Excerpted data
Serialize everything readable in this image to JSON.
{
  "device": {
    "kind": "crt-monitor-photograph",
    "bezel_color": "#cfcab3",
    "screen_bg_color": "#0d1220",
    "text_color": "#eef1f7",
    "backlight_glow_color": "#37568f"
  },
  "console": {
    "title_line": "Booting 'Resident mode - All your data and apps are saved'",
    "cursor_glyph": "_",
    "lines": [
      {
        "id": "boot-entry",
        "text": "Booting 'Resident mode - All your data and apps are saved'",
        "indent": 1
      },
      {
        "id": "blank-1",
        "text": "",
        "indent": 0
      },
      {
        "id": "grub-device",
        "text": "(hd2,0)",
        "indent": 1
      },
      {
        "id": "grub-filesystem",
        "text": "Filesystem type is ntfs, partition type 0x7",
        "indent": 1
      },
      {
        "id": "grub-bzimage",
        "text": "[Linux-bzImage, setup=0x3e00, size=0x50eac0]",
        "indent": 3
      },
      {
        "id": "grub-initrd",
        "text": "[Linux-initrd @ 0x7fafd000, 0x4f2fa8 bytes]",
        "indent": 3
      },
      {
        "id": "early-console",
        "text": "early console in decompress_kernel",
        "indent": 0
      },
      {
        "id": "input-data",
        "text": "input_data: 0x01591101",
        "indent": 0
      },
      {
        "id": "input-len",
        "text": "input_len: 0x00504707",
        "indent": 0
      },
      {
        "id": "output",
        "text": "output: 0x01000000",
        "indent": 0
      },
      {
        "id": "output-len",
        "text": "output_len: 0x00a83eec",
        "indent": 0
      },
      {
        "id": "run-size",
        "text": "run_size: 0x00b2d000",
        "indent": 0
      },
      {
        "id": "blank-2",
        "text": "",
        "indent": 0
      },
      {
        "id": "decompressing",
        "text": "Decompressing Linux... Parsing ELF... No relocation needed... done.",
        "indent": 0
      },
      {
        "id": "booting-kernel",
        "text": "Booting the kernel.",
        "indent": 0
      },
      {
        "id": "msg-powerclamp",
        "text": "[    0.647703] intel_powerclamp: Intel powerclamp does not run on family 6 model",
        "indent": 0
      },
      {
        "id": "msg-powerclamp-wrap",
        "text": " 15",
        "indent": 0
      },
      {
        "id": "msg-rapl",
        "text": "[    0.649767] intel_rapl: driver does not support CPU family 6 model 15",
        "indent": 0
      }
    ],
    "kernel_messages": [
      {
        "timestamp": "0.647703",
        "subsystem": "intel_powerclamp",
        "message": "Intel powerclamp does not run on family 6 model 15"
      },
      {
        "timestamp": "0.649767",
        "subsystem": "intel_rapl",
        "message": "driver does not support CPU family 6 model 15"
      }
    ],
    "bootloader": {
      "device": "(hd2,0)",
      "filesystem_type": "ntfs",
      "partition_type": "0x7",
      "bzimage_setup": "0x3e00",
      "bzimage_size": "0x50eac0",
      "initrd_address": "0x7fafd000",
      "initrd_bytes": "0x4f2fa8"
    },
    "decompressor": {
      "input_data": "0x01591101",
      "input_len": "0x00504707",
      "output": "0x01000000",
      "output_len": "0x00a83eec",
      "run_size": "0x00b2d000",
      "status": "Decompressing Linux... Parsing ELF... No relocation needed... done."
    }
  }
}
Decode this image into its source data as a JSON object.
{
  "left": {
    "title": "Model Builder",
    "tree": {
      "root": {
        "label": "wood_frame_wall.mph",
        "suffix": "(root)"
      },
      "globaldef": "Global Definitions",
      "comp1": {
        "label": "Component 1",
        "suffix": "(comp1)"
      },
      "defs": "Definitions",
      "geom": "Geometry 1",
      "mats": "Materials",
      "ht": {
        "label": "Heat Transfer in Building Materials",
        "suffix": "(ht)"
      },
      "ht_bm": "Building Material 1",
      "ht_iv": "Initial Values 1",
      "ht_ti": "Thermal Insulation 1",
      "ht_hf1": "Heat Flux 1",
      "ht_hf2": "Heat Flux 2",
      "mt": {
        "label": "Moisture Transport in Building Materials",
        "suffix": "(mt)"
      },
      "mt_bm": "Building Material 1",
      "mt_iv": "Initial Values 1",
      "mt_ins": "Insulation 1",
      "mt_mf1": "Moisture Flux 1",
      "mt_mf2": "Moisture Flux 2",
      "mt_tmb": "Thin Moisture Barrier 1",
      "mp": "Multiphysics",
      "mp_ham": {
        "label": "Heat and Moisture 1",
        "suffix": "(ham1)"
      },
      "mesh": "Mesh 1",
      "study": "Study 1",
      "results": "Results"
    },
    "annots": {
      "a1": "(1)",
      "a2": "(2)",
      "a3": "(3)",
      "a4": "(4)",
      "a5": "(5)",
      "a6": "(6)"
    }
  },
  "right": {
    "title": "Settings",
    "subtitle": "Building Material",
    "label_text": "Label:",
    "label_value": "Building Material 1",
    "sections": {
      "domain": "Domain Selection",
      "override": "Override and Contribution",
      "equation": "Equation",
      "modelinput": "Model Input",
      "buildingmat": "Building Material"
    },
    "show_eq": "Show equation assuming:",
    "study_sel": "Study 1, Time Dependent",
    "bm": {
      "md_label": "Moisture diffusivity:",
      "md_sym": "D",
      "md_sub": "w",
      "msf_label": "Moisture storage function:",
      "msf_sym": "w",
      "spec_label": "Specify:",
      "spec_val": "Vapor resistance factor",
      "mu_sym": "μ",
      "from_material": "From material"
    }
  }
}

Exercise goal
All lines from the line containing "Decode this image" through the end of the listing above are to be duplicated exactly; include both ends and nothing further.

Reply
Decode this image into its source data as a JSON object.
{
  "left": {
    "title": "Model Builder",
    "tree": {
      "root": {
        "label": "wood_frame_wall.mph",
        "suffix": "(root)"
      },
      "globaldef": "Global Definitions",
      "comp1": {
        "label": "Component 1",
        "suffix": "(comp1)"
      },
      "defs": "Definitions",
      "geom": "Geometry 1",
      "mats": "Materials",
      "ht": {
        "label": "Heat Transfer in Building Materials",
        "suffix": "(ht)"
      },
      "ht_bm": "Building Material 1",
      "ht_iv": "Initial Values 1",
      "ht_ti": "Thermal Insulation 1",
      "ht_hf1": "Heat Flux 1",
      "ht_hf2": "Heat Flux 2",
      "mt": {
        "label": "Moisture Transport in Building Materials",
        "suffix": "(mt)"
      },
      "mt_bm": "Building Material 1",
      "mt_iv": "Initial Values 1",
      "mt_ins": "Insulation 1",
      "mt_mf1": "Moisture Flux 1",
      "mt_mf2": "Moisture Flux 2",
      "mt_tmb": "Thin Moisture Barrier 1",
      "mp": "Multiphysics",
      "mp_ham": {
        "label": "Heat and Moisture 1",
        "suffix": "(ham1)"
      },
      "mesh": "Mesh 1",
      "study": "Study 1",
      "results": "Results"
    },
    "annots": {
      "a1": "(1)",
      "a2": "(2)",
      "a3": "(3)",
      "a4": "(4)",
      "a5": "(5)",
      "a6": "(6)"
    }
  },
  "right": {
    "title": "Settings",
    "subtitle": "Building Material",
    "label_text": "Label:",
    "label_value": "Building Material 1",
    "sections": {
      "domain": "Domain Selection",
      "override": "Override and Contribution",
      "equation": "Equation",
      "modelinput": "Model Input",
      "buildingmat": "Building Material"
    },
    "show_eq": "Show equation assuming:",
    "study_sel": "Study 1, Time Dependent",
    "bm": {
      "md_label": "Moisture diffusivity:",
      "md_sym": "D",
      "md_sub": "w",
      "msf_label": "Moisture storage function:",
      "msf_sym": "w",
      "spec_label": "Specify:",
      "spec_val": "Vapor resistance factor",
      "mu_sym": "μ",
      "from_material": "From material"
    }
  }
}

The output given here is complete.